Stored data entries:
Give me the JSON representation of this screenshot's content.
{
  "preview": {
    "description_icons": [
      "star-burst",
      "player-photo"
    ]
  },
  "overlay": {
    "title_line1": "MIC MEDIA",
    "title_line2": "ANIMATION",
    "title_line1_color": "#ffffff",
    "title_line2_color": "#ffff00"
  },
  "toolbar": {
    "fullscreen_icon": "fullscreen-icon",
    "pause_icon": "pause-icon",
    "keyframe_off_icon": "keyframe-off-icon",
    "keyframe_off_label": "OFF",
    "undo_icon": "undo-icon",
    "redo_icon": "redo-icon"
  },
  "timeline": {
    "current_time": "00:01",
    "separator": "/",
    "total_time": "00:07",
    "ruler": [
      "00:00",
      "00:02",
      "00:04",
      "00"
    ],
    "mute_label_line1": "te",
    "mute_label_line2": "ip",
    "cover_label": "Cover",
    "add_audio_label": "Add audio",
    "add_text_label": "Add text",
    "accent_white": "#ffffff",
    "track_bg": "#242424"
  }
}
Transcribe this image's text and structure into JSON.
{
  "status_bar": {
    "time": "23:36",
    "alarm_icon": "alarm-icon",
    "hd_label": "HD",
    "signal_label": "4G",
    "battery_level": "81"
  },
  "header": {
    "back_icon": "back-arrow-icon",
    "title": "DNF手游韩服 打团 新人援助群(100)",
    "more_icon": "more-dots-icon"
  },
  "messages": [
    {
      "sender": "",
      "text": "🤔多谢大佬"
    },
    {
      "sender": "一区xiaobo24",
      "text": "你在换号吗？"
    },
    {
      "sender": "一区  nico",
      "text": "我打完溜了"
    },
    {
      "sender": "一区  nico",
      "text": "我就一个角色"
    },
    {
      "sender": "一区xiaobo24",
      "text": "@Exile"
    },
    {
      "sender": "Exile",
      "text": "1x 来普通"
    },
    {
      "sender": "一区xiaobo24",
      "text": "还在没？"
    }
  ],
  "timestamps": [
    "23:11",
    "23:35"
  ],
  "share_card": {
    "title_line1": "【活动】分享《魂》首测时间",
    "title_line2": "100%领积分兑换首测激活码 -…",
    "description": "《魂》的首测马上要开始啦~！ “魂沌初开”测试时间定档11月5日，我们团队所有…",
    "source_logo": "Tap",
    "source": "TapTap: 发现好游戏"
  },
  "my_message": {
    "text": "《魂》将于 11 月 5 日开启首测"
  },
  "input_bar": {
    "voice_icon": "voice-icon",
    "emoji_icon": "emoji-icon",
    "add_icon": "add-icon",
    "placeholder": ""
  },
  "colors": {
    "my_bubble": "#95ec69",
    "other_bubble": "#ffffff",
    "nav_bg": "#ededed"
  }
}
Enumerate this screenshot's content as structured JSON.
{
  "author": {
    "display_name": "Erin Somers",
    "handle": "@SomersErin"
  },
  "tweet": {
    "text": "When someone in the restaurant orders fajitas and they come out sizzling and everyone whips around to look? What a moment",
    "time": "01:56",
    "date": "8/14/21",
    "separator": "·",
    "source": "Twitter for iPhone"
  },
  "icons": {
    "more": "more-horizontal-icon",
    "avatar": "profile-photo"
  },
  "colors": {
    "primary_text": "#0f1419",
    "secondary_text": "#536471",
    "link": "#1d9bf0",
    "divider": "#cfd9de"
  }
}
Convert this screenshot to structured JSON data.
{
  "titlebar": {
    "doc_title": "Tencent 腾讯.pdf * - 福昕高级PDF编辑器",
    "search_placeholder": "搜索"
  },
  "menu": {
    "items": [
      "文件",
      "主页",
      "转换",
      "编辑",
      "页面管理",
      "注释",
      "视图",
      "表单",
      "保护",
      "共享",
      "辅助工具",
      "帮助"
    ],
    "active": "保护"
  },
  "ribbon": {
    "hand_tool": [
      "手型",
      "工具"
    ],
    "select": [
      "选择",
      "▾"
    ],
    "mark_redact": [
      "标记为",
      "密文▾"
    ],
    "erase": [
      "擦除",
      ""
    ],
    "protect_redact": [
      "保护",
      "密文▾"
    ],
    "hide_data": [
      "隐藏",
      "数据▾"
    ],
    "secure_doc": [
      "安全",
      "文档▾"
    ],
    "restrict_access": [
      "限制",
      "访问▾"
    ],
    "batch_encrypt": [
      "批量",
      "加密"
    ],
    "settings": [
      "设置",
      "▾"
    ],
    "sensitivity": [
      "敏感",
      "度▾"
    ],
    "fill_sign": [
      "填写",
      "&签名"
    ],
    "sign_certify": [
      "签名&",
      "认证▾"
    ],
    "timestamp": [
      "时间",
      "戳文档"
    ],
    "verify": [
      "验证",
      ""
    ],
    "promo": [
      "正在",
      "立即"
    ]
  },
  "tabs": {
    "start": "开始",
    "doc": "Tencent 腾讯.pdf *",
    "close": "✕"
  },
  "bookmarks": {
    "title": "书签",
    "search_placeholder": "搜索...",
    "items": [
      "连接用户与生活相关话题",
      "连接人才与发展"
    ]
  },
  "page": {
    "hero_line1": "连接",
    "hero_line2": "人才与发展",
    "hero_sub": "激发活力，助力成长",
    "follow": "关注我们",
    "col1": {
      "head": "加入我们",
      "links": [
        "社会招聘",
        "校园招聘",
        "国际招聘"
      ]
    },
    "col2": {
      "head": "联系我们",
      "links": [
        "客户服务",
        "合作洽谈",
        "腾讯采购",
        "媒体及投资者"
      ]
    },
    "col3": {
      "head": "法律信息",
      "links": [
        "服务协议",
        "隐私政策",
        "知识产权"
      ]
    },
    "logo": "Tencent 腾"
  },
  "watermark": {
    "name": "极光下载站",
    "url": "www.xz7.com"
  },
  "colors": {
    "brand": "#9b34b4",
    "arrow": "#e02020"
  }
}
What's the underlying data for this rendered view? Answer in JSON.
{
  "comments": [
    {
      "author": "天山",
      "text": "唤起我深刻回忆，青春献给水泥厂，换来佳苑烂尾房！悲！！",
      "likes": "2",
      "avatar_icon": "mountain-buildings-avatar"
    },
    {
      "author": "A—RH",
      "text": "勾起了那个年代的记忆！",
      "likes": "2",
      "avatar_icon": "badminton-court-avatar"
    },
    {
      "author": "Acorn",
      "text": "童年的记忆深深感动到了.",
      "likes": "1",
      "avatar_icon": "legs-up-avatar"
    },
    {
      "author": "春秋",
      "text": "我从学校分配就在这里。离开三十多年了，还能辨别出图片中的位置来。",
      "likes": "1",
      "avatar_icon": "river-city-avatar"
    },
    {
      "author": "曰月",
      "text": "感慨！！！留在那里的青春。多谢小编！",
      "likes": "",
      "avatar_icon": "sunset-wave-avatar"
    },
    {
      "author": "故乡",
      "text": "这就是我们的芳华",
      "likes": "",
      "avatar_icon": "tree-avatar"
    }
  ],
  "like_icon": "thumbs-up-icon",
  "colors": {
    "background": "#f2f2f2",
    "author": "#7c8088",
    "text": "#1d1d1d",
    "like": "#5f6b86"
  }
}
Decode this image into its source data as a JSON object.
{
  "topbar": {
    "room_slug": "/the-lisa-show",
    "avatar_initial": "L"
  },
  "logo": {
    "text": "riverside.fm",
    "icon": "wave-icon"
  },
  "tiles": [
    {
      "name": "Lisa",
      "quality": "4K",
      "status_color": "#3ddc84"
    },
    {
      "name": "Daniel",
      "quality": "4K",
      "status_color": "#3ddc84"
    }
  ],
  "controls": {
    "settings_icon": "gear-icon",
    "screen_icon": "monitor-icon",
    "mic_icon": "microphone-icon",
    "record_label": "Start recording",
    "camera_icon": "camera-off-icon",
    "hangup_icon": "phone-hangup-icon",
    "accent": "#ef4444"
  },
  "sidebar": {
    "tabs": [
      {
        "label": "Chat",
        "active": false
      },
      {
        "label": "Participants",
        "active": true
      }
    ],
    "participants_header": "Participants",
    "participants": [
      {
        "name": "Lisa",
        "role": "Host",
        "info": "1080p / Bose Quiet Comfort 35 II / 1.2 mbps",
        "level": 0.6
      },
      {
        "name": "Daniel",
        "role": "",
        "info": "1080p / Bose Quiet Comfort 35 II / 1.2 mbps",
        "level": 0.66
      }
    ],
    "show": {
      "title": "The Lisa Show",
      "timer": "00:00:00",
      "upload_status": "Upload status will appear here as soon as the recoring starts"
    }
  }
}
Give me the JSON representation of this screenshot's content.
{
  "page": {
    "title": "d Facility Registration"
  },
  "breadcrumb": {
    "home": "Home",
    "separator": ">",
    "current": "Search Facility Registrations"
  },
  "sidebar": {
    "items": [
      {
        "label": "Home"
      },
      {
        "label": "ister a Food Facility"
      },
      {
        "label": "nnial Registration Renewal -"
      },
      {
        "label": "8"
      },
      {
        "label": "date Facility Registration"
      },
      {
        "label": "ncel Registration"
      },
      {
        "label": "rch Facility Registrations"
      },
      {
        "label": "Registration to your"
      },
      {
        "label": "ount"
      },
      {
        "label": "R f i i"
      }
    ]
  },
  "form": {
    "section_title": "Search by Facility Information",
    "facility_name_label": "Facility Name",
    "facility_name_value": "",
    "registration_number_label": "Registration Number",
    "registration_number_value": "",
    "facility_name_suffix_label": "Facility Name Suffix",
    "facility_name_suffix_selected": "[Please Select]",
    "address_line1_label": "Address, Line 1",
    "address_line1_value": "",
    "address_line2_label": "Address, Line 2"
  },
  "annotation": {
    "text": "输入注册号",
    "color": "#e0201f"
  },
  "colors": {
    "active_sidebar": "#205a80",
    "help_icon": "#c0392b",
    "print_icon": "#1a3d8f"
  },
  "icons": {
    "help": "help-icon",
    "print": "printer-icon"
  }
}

### [Set exercise]
List all lines above in which the string "arrow" appears.

### [Solution to the problem]
    "back_icon": "back-arrow-icon",
    "arrow": "#e02020"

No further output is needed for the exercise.